Objective =
Find each line with the word "title" and say how many there are, nothing else.

---

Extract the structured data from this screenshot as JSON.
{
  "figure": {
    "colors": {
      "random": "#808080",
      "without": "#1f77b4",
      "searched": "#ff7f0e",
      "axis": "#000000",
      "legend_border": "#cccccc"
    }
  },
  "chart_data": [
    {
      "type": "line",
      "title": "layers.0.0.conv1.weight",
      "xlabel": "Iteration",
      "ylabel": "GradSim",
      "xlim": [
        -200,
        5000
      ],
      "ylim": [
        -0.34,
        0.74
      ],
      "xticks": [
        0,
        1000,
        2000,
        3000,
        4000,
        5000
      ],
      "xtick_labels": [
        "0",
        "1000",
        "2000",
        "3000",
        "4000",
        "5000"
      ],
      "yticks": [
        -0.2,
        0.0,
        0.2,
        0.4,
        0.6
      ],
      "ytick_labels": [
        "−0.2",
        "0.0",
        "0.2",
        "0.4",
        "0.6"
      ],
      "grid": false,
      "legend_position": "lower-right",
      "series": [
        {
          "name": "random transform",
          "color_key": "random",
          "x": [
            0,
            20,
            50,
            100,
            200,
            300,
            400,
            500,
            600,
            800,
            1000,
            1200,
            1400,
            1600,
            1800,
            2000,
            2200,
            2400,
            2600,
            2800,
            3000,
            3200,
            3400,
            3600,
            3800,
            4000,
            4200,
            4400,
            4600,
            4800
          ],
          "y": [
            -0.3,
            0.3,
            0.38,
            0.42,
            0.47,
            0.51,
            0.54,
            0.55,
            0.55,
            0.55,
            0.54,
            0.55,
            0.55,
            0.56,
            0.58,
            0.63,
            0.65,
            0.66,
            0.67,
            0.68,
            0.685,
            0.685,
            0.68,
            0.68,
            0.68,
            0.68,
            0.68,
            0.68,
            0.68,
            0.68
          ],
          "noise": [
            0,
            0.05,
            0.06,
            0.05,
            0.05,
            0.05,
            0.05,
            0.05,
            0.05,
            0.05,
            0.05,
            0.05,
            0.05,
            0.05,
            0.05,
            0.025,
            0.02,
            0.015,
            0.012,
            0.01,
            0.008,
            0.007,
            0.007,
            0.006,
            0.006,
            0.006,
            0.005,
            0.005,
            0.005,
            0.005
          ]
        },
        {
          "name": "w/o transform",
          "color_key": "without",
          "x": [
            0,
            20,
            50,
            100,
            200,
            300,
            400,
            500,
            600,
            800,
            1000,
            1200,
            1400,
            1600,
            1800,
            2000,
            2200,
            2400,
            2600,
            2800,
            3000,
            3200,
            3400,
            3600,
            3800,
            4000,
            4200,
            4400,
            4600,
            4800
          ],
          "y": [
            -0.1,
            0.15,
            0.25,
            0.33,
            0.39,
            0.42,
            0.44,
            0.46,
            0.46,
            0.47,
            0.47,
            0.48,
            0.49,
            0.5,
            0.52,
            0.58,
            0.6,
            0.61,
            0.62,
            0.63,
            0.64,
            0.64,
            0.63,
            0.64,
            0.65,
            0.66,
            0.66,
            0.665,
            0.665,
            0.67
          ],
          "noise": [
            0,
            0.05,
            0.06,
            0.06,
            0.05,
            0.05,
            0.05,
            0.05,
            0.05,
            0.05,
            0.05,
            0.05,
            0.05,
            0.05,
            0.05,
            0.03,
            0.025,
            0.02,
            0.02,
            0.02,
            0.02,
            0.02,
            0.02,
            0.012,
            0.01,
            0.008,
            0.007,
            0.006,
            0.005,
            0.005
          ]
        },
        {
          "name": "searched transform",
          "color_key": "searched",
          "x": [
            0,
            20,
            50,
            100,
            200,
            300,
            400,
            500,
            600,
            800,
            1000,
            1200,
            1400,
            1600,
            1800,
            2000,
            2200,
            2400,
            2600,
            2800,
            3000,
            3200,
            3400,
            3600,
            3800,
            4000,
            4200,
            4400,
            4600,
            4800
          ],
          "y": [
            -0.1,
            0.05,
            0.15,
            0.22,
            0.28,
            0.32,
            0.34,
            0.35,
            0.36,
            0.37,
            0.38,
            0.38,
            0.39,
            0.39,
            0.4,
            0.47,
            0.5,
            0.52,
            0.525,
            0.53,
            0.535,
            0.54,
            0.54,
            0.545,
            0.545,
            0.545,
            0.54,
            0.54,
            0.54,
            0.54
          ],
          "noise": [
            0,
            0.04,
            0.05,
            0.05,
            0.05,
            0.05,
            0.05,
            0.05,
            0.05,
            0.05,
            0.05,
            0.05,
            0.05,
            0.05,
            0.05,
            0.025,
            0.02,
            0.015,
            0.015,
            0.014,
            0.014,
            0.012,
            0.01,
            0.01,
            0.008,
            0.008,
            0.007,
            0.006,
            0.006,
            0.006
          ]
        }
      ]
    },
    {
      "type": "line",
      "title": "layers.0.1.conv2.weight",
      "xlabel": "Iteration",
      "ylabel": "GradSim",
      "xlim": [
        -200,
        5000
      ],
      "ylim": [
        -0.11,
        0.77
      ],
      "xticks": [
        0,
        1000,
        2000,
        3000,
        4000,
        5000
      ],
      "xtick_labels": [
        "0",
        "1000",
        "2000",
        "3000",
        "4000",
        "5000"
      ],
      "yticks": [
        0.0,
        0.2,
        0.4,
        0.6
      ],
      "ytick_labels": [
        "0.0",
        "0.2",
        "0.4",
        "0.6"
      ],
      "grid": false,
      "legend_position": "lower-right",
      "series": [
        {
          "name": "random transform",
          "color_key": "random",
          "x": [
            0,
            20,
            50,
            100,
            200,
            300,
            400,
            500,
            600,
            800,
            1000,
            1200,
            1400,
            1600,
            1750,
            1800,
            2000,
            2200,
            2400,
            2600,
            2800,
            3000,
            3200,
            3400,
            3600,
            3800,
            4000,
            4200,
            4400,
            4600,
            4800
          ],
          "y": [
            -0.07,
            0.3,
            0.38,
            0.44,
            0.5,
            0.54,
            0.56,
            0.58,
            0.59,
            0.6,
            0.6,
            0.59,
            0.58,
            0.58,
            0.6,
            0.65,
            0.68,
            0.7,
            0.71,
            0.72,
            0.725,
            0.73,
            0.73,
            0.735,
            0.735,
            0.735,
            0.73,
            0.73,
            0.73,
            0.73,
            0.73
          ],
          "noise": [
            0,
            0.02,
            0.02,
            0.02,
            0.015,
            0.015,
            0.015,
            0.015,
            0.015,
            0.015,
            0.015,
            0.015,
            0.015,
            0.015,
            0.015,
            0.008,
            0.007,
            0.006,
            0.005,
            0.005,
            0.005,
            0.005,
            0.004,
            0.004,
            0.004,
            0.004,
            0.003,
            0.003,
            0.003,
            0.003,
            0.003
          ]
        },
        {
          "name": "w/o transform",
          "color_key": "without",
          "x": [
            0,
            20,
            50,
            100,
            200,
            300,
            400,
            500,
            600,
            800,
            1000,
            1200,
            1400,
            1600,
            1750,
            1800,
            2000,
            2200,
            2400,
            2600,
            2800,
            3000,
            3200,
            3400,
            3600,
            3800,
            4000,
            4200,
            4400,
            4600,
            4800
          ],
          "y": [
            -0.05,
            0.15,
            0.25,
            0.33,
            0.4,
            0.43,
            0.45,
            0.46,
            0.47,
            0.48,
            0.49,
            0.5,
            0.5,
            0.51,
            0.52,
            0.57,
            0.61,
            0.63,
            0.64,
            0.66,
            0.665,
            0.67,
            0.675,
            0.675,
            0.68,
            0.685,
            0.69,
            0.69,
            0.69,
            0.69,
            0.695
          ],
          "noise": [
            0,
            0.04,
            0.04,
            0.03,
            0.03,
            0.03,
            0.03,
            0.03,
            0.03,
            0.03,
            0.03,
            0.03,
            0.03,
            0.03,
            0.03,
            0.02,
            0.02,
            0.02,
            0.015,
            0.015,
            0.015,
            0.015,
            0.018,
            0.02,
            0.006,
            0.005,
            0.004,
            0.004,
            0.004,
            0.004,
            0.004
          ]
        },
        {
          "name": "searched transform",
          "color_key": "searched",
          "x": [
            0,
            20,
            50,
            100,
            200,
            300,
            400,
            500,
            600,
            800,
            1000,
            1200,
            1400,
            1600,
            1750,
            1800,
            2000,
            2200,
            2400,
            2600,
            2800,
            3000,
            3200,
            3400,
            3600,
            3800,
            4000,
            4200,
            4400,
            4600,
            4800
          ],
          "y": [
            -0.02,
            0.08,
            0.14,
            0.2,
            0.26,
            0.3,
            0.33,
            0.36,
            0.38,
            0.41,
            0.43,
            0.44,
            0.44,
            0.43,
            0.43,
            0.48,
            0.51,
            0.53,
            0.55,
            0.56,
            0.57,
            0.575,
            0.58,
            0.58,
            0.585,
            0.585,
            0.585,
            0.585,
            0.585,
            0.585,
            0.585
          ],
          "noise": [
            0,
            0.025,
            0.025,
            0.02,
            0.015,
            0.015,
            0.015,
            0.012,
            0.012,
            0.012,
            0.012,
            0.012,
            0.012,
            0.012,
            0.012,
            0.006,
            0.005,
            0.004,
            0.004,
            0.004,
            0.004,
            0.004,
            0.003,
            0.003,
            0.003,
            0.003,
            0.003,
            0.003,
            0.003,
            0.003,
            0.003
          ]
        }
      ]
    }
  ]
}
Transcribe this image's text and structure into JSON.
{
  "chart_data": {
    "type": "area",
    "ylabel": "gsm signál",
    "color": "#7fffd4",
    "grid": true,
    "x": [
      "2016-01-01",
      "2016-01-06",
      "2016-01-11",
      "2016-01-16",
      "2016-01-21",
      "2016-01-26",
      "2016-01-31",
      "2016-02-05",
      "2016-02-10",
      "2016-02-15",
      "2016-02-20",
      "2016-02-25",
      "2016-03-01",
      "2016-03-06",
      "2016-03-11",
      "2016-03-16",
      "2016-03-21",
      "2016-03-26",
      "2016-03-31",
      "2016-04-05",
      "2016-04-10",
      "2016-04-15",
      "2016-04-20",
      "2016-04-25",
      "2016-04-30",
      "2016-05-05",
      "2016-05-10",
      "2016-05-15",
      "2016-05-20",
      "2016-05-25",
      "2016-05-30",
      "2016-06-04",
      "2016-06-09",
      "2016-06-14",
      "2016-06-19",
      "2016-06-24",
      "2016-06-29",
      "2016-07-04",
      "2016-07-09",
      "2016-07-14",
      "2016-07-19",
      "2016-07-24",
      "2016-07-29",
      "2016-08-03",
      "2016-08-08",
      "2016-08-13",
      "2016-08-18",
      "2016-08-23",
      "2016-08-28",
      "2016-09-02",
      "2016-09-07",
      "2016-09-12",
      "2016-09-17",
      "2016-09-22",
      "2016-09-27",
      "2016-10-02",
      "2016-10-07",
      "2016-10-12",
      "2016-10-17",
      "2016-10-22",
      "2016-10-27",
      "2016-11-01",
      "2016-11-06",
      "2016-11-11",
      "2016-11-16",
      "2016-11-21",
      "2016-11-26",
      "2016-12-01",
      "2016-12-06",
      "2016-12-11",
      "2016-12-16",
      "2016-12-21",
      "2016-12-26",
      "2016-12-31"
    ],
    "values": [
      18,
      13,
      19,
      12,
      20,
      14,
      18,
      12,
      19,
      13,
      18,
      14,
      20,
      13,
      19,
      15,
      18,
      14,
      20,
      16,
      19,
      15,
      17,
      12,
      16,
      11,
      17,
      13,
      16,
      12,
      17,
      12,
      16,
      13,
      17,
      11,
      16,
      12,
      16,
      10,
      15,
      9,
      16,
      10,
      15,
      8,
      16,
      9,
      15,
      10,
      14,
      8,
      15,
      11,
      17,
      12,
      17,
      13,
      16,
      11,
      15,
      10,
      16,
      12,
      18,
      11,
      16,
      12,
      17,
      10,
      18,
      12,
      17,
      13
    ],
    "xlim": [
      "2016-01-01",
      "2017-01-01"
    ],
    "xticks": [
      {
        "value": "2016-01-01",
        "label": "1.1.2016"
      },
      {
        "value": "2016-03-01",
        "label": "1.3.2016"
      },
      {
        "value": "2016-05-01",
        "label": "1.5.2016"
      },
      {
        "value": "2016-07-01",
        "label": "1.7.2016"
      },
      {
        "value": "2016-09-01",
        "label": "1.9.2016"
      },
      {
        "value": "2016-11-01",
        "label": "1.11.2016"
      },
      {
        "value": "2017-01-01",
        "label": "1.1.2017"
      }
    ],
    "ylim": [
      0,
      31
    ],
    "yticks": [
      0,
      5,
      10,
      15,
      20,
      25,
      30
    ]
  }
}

---

Exercise answer =
2